EXERCISE INSTRUCTIONS
Below is a block of records; repeat all of them exactly.

RECORD EXTRACTS
== == ==
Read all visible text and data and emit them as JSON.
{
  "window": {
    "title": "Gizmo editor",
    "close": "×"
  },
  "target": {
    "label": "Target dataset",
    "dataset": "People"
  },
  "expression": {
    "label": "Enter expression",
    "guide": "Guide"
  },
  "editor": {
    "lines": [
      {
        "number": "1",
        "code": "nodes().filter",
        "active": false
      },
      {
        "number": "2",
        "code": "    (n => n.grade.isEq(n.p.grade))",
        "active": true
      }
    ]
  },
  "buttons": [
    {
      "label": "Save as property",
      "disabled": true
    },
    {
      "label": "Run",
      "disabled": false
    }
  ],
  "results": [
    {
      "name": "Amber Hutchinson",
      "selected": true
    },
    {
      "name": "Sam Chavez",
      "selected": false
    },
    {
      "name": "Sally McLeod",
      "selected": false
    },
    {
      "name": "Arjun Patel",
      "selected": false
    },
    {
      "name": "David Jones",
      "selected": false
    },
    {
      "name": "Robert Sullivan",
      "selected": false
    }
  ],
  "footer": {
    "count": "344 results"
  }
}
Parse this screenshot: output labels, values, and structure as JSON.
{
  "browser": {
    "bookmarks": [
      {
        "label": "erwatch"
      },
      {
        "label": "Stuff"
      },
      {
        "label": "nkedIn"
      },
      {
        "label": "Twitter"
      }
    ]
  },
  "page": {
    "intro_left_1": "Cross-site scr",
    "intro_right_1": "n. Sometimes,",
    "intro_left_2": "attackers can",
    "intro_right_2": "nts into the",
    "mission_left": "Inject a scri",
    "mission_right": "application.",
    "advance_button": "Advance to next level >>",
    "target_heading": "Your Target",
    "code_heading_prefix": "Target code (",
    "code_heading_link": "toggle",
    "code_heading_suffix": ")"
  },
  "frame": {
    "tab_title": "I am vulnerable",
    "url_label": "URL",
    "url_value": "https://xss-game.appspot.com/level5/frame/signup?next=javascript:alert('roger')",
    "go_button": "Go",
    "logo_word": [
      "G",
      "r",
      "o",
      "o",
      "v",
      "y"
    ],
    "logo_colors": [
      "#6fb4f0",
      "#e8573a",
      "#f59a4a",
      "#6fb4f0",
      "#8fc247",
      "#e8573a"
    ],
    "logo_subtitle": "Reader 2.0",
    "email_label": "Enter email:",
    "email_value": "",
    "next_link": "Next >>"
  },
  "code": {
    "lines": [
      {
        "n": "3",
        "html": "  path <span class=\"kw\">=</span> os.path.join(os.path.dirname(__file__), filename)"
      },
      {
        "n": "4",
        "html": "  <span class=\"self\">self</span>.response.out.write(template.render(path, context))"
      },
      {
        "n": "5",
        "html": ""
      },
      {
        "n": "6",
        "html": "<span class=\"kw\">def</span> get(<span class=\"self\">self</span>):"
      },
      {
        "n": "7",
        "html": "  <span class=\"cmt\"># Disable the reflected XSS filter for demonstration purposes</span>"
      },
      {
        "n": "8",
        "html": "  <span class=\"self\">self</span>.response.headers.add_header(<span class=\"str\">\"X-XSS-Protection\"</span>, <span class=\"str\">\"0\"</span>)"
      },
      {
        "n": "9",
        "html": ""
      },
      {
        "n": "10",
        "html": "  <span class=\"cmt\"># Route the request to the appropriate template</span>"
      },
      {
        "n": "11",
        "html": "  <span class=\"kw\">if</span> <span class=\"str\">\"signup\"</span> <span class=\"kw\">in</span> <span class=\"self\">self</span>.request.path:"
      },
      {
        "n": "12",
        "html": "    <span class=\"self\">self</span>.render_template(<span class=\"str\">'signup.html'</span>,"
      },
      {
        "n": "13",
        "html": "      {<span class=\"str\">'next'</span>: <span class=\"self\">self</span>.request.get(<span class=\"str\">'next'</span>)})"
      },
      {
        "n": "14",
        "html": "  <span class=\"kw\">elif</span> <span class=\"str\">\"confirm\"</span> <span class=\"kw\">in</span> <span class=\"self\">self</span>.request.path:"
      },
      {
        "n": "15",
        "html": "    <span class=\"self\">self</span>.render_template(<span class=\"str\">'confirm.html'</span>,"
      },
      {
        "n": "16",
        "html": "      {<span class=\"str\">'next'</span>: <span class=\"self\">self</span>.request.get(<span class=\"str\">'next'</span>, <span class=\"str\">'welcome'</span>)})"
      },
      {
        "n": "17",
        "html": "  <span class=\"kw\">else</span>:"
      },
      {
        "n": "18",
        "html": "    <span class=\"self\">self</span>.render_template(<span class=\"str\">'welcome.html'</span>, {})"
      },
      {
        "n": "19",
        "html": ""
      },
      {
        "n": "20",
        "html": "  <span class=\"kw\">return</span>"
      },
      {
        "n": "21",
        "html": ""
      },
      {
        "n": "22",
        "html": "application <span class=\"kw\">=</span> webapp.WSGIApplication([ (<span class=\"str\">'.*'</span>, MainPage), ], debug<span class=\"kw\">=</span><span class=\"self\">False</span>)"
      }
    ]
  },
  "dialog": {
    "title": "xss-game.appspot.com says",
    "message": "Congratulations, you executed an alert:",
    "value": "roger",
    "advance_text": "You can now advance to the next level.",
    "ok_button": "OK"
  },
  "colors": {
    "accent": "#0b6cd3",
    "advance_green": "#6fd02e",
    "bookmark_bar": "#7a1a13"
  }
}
== == ==
RESPONSE TO THIS TASK
Read all visible text and data and emit them as JSON.
{
  "window": {
    "title": "Gizmo editor",
    "close": "×"
  },
  "target": {
    "label": "Target dataset",
    "dataset": "People"
  },
  "expression": {
    "label": "Enter expression",
    "guide": "Guide"
  },
  "editor": {
    "lines": [
      {
        "number": "1",
        "code": "nodes().filter",
        "active": false
      },
      {
        "number": "2",
        "code": "    (n => n.grade.isEq(n.p.grade))",
        "active": true
      }
    ]
  },
  "buttons": [
    {
      "label": "Save as property",
      "disabled": true
    },
    {
      "label": "Run",
      "disabled": false
    }
  ],
  "results": [
    {
      "name": "Amber Hutchinson",
      "selected": true
    },
    {
      "name": "Sam Chavez",
      "selected": false
    },
    {
      "name": "Sally McLeod",
      "selected": false
    },
    {
      "name": "Arjun Patel",
      "selected": false
    },
    {
      "name": "David Jones",
      "selected": false
    },
    {
      "name": "Robert Sullivan",
      "selected": false
    }
  ],
  "footer": {
    "count": "344 results"
  }
}
Parse this screenshot: output labels, values, and structure as JSON.
{
  "browser": {
    "bookmarks": [
      {
        "label": "erwatch"
      },
      {
        "label": "Stuff"
      },
      {
        "label": "nkedIn"
      },
      {
        "label": "Twitter"
      }
    ]
  },
  "page": {
    "intro_left_1": "Cross-site scr",
    "intro_right_1": "n. Sometimes,",
    "intro_left_2": "attackers can",
    "intro_right_2": "nts into the",
    "mission_left": "Inject a scri",
    "mission_right": "application.",
    "advance_button": "Advance to next level >>",
    "target_heading": "Your Target",
    "code_heading_prefix": "Target code (",
    "code_heading_link": "toggle",
    "code_heading_suffix": ")"
  },
  "frame": {
    "tab_title": "I am vulnerable",
    "url_label": "URL",
    "url_value": "https://xss-game.appspot.com/level5/frame/signup?next=javascript:alert('roger')",
    "go_button": "Go",
    "logo_word": [
      "G",
      "r",
      "o",
      "o",
      "v",
      "y"
    ],
    "logo_colors": [
      "#6fb4f0",
      "#e8573a",
      "#f59a4a",
      "#6fb4f0",
      "#8fc247",
      "#e8573a"
    ],
    "logo_subtitle": "Reader 2.0",
    "email_label": "Enter email:",
    "email_value": "",
    "next_link": "Next >>"
  },
  "code": {
    "lines": [
      {
        "n": "3",
        "html": "  path <span class=\"kw\">=</span> os.path.join(os.path.dirname(__file__), filename)"
      },
      {
        "n": "4",
        "html": "  <span class=\"self\">self</span>.response.out.write(template.render(path, context))"
      },
      {
        "n": "5",
        "html": ""
      },
      {
        "n": "6",
        "html": "<span class=\"kw\">def</span> get(<span class=\"self\">self</span>):"
      },
      {
        "n": "7",
        "html": "  <span class=\"cmt\"># Disable the reflected XSS filter for demonstration purposes</span>"
      },
      {
        "n": "8",
        "html": "  <span class=\"self\">self</span>.response.headers.add_header(<span class=\"str\">\"X-XSS-Protection\"</span>, <span class=\"str\">\"0\"</span>)"
      },
      {
        "n": "9",
        "html": ""
      },
      {
        "n": "10",
        "html": "  <span class=\"cmt\"># Route the request to the appropriate template</span>"
      },
      {
        "n": "11",
        "html": "  <span class=\"kw\">if</span> <span class=\"str\">\"signup\"</span> <span class=\"kw\">in</span> <span class=\"self\">self</span>.request.path:"
      },
      {
        "n": "12",
        "html": "    <span class=\"self\">self</span>.render_template(<span class=\"str\">'signup.html'</span>,"
      },
      {
        "n": "13",
        "html": "      {<span class=\"str\">'next'</span>: <span class=\"self\">self</span>.request.get(<span class=\"str\">'next'</span>)})"
      },
      {
        "n": "14",
        "html": "  <span class=\"kw\">elif</span> <span class=\"str\">\"confirm\"</span> <span class=\"kw\">in</span> <span class=\"self\">self</span>.request.path:"
      },
      {
        "n": "15",
        "html": "    <span class=\"self\">self</span>.render_template(<span class=\"str\">'confirm.html'</span>,"
      },
      {
        "n": "16",
        "html": "      {<span class=\"str\">'next'</span>: <span class=\"self\">self</span>.request.get(<span class=\"str\">'next'</span>, <span class=\"str\">'welcome'</span>)})"
      },
      {
        "n": "17",
        "html": "  <span class=\"kw\">else</span>:"
      },
      {
        "n": "18",
        "html": "    <span class=\"self\">self</span>.render_template(<span class=\"str\">'welcome.html'</span>, {})"
      },
      {
        "n": "19",
        "html": ""
      },
      {
        "n": "20",
        "html": "  <span class=\"kw\">return</span>"
      },
      {
        "n": "21",
        "html": ""
      },
      {
        "n": "22",
        "html": "application <span class=\"kw\">=</span> webapp.WSGIApplication([ (<span class=\"str\">'.*'</span>, MainPage), ], debug<span class=\"kw\">=</span><span class=\"self\">False</span>)"
      }
    ]
  },
  "dialog": {
    "title": "xss-game.appspot.com says",
    "message": "Congratulations, you executed an alert:",
    "value": "roger",
    "advance_text": "You can now advance to the next level.",
    "ok_button": "OK"
  },
  "colors": {
    "accent": "#0b6cd3",
    "advance_green": "#6fd02e",
    "bookmark_bar": "#7a1a13"
  }
}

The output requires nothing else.